> [Source material]:
════

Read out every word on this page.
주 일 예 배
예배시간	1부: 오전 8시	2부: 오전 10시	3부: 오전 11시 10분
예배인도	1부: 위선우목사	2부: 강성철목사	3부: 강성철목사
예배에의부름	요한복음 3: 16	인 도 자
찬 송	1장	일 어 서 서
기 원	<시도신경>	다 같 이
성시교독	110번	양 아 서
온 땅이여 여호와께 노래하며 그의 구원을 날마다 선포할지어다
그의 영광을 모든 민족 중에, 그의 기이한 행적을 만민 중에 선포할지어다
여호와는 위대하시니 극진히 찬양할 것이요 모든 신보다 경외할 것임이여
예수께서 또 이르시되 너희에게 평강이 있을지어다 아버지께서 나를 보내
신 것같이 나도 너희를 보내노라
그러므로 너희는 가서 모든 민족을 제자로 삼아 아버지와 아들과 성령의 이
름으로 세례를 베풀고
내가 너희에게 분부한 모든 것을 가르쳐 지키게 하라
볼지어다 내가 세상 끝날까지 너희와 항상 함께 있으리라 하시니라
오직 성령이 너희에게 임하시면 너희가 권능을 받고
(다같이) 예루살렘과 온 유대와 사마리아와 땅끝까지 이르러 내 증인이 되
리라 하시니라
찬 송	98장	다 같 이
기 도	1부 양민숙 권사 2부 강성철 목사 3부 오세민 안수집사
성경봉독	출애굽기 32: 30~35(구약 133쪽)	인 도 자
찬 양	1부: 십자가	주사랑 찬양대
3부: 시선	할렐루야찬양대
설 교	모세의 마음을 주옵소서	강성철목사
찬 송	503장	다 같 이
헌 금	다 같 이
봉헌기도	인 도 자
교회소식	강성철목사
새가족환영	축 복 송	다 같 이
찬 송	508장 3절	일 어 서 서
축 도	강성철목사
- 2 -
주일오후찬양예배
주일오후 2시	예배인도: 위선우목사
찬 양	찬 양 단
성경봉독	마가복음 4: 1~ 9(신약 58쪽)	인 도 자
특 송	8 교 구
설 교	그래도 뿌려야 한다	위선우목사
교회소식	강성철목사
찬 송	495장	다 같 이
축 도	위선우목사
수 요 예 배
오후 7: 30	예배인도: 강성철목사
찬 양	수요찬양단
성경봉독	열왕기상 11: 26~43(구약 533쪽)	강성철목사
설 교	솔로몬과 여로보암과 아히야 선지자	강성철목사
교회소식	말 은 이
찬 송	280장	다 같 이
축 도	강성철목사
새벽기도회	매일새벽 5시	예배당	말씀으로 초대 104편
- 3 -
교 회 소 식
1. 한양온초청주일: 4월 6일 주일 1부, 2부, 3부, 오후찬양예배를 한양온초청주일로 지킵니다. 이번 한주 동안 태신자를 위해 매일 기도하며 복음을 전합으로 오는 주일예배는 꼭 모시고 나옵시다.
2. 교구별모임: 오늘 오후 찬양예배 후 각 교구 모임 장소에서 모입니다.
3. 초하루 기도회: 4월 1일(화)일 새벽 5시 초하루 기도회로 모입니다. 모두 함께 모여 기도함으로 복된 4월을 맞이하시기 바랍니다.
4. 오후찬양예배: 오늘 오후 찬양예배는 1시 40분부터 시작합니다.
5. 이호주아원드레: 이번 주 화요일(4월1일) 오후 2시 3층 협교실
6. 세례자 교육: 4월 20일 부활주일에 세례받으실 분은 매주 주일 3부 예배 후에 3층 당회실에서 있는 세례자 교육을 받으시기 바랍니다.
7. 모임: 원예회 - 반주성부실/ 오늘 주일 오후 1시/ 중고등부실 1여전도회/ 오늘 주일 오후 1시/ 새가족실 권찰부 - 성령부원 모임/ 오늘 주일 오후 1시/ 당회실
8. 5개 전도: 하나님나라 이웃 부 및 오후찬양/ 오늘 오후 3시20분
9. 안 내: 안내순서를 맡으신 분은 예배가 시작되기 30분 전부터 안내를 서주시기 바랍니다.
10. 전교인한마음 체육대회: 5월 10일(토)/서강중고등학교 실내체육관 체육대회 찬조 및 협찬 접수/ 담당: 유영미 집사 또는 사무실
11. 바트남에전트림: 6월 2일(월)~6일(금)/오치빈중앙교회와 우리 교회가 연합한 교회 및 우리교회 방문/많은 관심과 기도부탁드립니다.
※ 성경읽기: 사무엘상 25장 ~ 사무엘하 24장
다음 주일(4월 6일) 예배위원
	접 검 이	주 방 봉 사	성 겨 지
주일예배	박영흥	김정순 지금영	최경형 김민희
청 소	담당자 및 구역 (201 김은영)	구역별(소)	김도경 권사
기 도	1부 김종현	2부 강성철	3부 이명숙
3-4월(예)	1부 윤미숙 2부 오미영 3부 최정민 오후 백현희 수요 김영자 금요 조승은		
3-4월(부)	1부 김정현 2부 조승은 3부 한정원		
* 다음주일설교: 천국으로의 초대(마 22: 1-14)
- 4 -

════

> [Problem details]:
From the first line to the last, retype the data exactly.

> [Answer to the problem]:
Read out every word on this page.
주 일 예 배
예배시간	1부: 오전 8시	2부: 오전 10시	3부: 오전 11시 10분
예배인도	1부: 위선우목사	2부: 강성철목사	3부: 강성철목사
예배에의부름	요한복음 3: 16	인 도 자
찬 송	1장	일 어 서 서
기 원	<시도신경>	다 같 이
성시교독	110번	양 아 서
온 땅이여 여호와께 노래하며 그의 구원을 날마다 선포할지어다
그의 영광을 모든 민족 중에, 그의 기이한 행적을 만민 중에 선포할지어다
여호와는 위대하시니 극진히 찬양할 것이요 모든 신보다 경외할 것임이여
예수께서 또 이르시되 너희에게 평강이 있을지어다 아버지께서 나를 보내
신 것같이 나도 너희를 보내노라
그러므로 너희는 가서 모든 민족을 제자로 삼아 아버지와 아들과 성령의 이
름으로 세례를 베풀고
내가 너희에게 분부한 모든 것을 가르쳐 지키게 하라
볼지어다 내가 세상 끝날까지 너희와 항상 함께 있으리라 하시니라
오직 성령이 너희에게 임하시면 너희가 권능을 받고
(다같이) 예루살렘과 온 유대와 사마리아와 땅끝까지 이르러 내 증인이 되
리라 하시니라
찬 송	98장	다 같 이
기 도	1부 양민숙 권사 2부 강성철 목사 3부 오세민 안수집사
성경봉독	출애굽기 32: 30~35(구약 133쪽)	인 도 자
찬 양	1부: 십자가	주사랑 찬양대
3부: 시선	할렐루야찬양대
설 교	모세의 마음을 주옵소서	강성철목사
찬 송	503장	다 같 이
헌 금	다 같 이
봉헌기도	인 도 자
교회소식	강성철목사
새가족환영	축 복 송	다 같 이
찬 송	508장 3절	일 어 서 서
축 도	강성철목사
- 2 -
주일오후찬양예배
주일오후 2시	예배인도: 위선우목사
찬 양	찬 양 단
성경봉독	마가복음 4: 1~ 9(신약 58쪽)	인 도 자
특 송	8 교 구
설 교	그래도 뿌려야 한다	위선우목사
교회소식	강성철목사
찬 송	495장	다 같 이
축 도	위선우목사
수 요 예 배
오후 7: 30	예배인도: 강성철목사
찬 양	수요찬양단
성경봉독	열왕기상 11: 26~43(구약 533쪽)	강성철목사
설 교	솔로몬과 여로보암과 아히야 선지자	강성철목사
교회소식	말 은 이
찬 송	280장	다 같 이
축 도	강성철목사
새벽기도회	매일새벽 5시	예배당	말씀으로 초대 104편
- 3 -
교 회 소 식
1. 한양온초청주일: 4월 6일 주일 1부, 2부, 3부, 오후찬양예배를 한양온초청주일로 지킵니다. 이번 한주 동안 태신자를 위해 매일 기도하며 복음을 전합으로 오는 주일예배는 꼭 모시고 나옵시다.
2. 교구별모임: 오늘 오후 찬양예배 후 각 교구 모임 장소에서 모입니다.
3. 초하루 기도회: 4월 1일(화)일 새벽 5시 초하루 기도회로 모입니다. 모두 함께 모여 기도함으로 복된 4월을 맞이하시기 바랍니다.
4. 오후찬양예배: 오늘 오후 찬양예배는 1시 40분부터 시작합니다.
5. 이호주아원드레: 이번 주 화요일(4월1일) 오후 2시 3층 협교실
6. 세례자 교육: 4월 20일 부활주일에 세례받으실 분은 매주 주일 3부 예배 후에 3층 당회실에서 있는 세례자 교육을 받으시기 바랍니다.
7. 모임: 원예회 - 반주성부실/ 오늘 주일 오후 1시/ 중고등부실 1여전도회/ 오늘 주일 오후 1시/ 새가족실 권찰부 - 성령부원 모임/ 오늘 주일 오후 1시/ 당회실
8. 5개 전도: 하나님나라 이웃 부 및 오후찬양/ 오늘 오후 3시20분
9. 안 내: 안내순서를 맡으신 분은 예배가 시작되기 30분 전부터 안내를 서주시기 바랍니다.
10. 전교인한마음 체육대회: 5월 10일(토)/서강중고등학교 실내체육관 체육대회 찬조 및 협찬 접수/ 담당: 유영미 집사 또는 사무실
11. 바트남에전트림: 6월 2일(월)~6일(금)/오치빈중앙교회와 우리 교회가 연합한 교회 및 우리교회 방문/많은 관심과 기도부탁드립니다.
※ 성경읽기: 사무엘상 25장 ~ 사무엘하 24장
다음 주일(4월 6일) 예배위원
	접 검 이	주 방 봉 사	성 겨 지
주일예배	박영흥	김정순 지금영	최경형 김민희
청 소	담당자 및 구역 (201 김은영)	구역별(소)	김도경 권사
기 도	1부 김종현	2부 강성철	3부 이명숙
3-4월(예)	1부 윤미숙 2부 오미영 3부 최정민 오후 백현희 수요 김영자 금요 조승은		
3-4월(부)	1부 김정현 2부 조승은 3부 한정원		
* 다음주일설교: 천국으로의 초대(마 22: 1-14)
- 4 -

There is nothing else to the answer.